(Exercise) Take from the listing each line that has the string "уклоном".

Stored records
#####
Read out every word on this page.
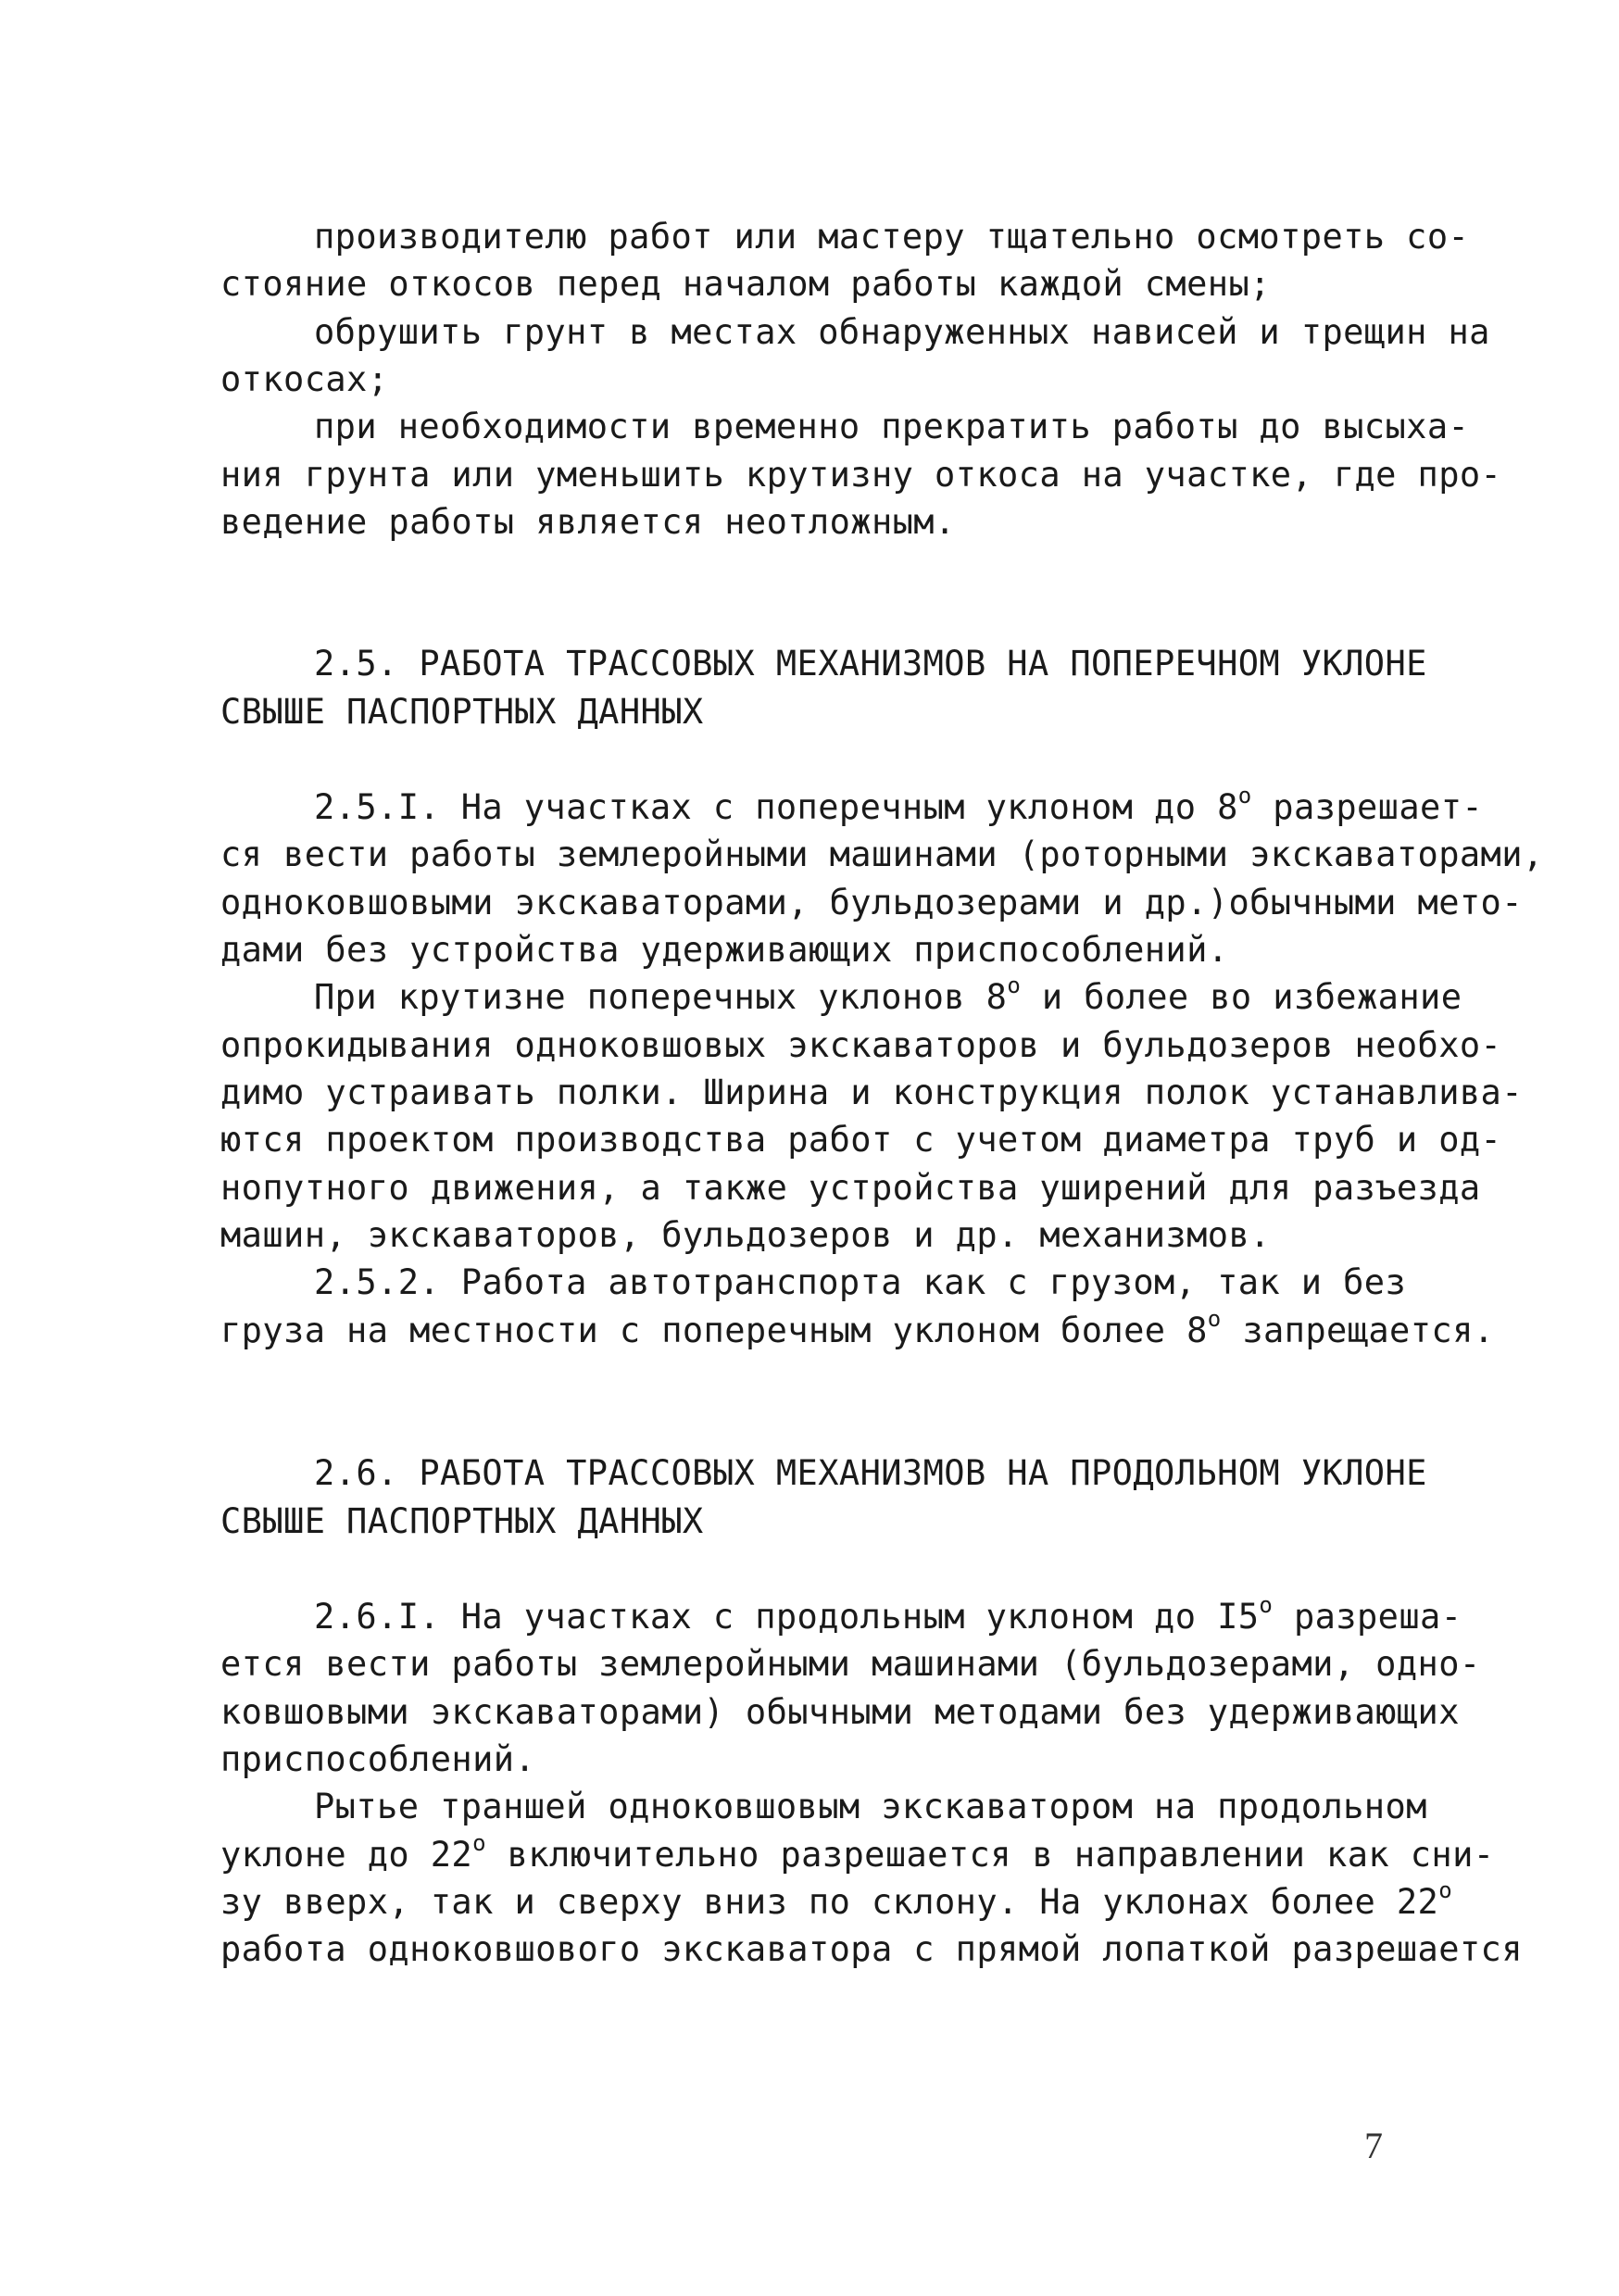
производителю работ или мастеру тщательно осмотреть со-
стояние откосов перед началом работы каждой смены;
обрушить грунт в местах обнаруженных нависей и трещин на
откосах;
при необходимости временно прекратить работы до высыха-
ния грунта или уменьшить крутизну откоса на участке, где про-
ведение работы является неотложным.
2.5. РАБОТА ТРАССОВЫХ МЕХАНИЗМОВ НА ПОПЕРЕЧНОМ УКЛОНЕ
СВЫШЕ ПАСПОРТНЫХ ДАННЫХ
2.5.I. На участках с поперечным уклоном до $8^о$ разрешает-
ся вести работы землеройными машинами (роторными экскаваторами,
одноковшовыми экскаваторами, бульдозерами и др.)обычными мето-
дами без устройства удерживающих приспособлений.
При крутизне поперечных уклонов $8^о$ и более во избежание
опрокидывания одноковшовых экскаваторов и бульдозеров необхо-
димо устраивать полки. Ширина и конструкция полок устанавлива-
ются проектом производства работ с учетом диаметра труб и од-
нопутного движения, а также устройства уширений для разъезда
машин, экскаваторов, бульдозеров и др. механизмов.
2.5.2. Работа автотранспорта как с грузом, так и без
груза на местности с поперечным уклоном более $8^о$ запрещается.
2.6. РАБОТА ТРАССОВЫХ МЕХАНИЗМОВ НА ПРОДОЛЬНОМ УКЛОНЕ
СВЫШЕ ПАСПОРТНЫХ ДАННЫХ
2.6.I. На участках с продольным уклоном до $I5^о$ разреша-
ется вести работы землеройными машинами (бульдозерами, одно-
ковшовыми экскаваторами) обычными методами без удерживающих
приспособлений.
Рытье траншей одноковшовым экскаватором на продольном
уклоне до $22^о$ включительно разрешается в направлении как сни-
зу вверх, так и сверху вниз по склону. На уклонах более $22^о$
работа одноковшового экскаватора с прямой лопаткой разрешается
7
#####
(Solution for this task)
2.5.I. На участках с поперечным уклоном до $8^о$ разрешает-
груза на местности с поперечным уклоном более $8^о$ запрещается.
2.6.I. На участках с продольным уклоном до $I5^о$ разреша-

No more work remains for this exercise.